# Short problem
Go through the material and write it all out exactly, minus the pictures.

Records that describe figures
***

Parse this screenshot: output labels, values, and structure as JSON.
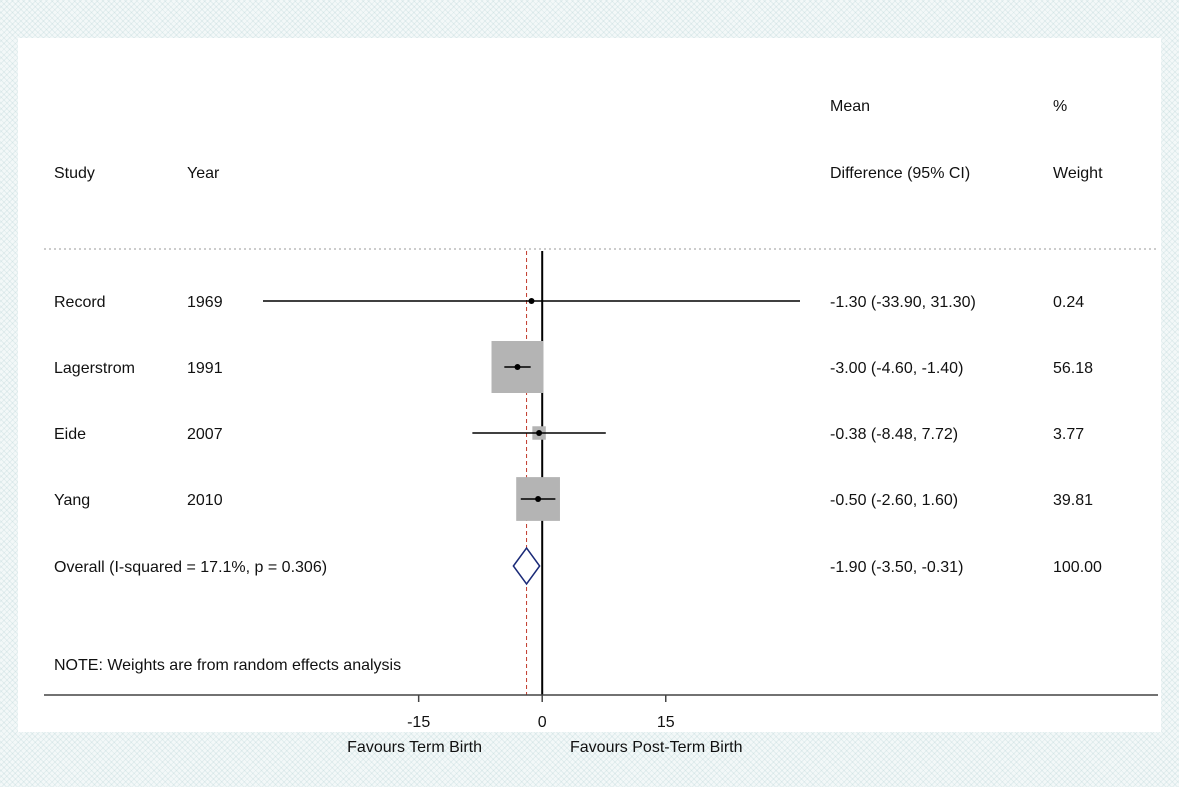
{
  "chart_data": {
    "type": "forest",
    "columns": {
      "study": "Study",
      "year": "Year",
      "md_line1": "Mean",
      "md_line2": "Difference (95% CI)",
      "weight_line1": "%",
      "weight_line2": "Weight"
    },
    "studies": [
      {
        "study": "Record",
        "year": "1969",
        "md": -1.3,
        "lo": -33.9,
        "hi": 31.3,
        "ci_text": "-1.30 (-33.90, 31.30)",
        "weight": 0.24,
        "weight_text": "0.24"
      },
      {
        "study": "Lagerstrom",
        "year": "1991",
        "md": -3.0,
        "lo": -4.6,
        "hi": -1.4,
        "ci_text": "-3.00 (-4.60, -1.40)",
        "weight": 56.18,
        "weight_text": "56.18"
      },
      {
        "study": "Eide",
        "year": "2007",
        "md": -0.38,
        "lo": -8.48,
        "hi": 7.72,
        "ci_text": "-0.38 (-8.48, 7.72)",
        "weight": 3.77,
        "weight_text": "3.77"
      },
      {
        "study": "Yang",
        "year": "2010",
        "md": -0.5,
        "lo": -2.6,
        "hi": 1.6,
        "ci_text": "-0.50 (-2.60, 1.60)",
        "weight": 39.81,
        "weight_text": "39.81"
      }
    ],
    "overall": {
      "label": "Overall  (I-squared = 17.1%, p = 0.306)",
      "md": -1.9,
      "lo": -3.5,
      "hi": -0.31,
      "ci_text": "-1.90 (-3.50, -0.31)",
      "weight_text": "100.00"
    },
    "note": "NOTE: Weights are from random effects analysis",
    "x_ticks": [
      {
        "value": -15,
        "label": "-15"
      },
      {
        "value": 0,
        "label": "0"
      },
      {
        "value": 15,
        "label": "15"
      }
    ],
    "xlim": [
      -33.9,
      31.3
    ],
    "favours_left": "Favours Term Birth",
    "favours_right": "Favours Post-Term Birth",
    "colors": {
      "box": "#b4b4b4",
      "diamond": "#1a2a78",
      "null_line": "#000000",
      "overall_line": "#c0392b"
    }
  }
}
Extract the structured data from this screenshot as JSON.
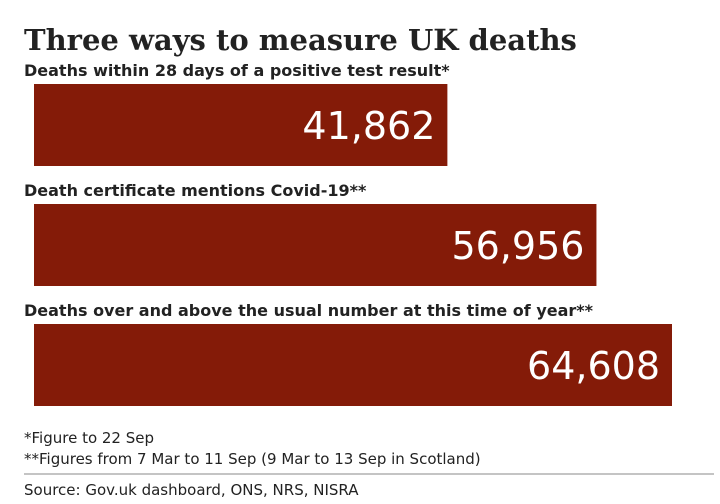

***

# Solution to this task
Parse this screenshot: output labels, values, and structure as JSON.
{
  "chart_data": {
    "type": "forest",
    "columns": {
      "study": "Study",
      "year": "Year",
      "md_line1": "Mean",
      "md_line2": "Difference (95% CI)",
      "weight_line1": "%",
      "weight_line2": "Weight"
    },
    "studies": [
      {
        "study": "Record",
        "year": "1969",
        "md": -1.3,
        "lo": -33.9,
        "hi": 31.3,
        "ci_text": "-1.30 (-33.90, 31.30)",
        "weight": 0.24,
        "weight_text": "0.24"
      },
      {
        "study": "Lagerstrom",
        "year": "1991",
        "md": -3.0,
        "lo": -4.6,
        "hi": -1.4,
        "ci_text": "-3.00 (-4.60, -1.40)",
        "weight": 56.18,
        "weight_text": "56.18"
      },
      {
        "study": "Eide",
        "year": "2007",
        "md": -0.38,
        "lo": -8.48,
        "hi": 7.72,
        "ci_text": "-0.38 (-8.48, 7.72)",
        "weight": 3.77,
        "weight_text": "3.77"
      },
      {
        "study": "Yang",
        "year": "2010",
        "md": -0.5,
        "lo": -2.6,
        "hi": 1.6,
        "ci_text": "-0.50 (-2.60, 1.60)",
        "weight": 39.81,
        "weight_text": "39.81"
      }
    ],
    "overall": {
      "label": "Overall  (I-squared = 17.1%, p = 0.306)",
      "md": -1.9,
      "lo": -3.5,
      "hi": -0.31,
      "ci_text": "-1.90 (-3.50, -0.31)",
      "weight_text": "100.00"
    },
    "note": "NOTE: Weights are from random effects analysis",
    "x_ticks": [
      {
        "value": -15,
        "label": "-15"
      },
      {
        "value": 0,
        "label": "0"
      },
      {
        "value": 15,
        "label": "15"
      }
    ],
    "xlim": [
      -33.9,
      31.3
    ],
    "favours_left": "Favours Term Birth",
    "favours_right": "Favours Post-Term Birth",
    "colors": {
      "box": "#b4b4b4",
      "diamond": "#1a2a78",
      "null_line": "#000000",
      "overall_line": "#c0392b"
    }
  }
}
Extract the structured data from this screenshot as JSON.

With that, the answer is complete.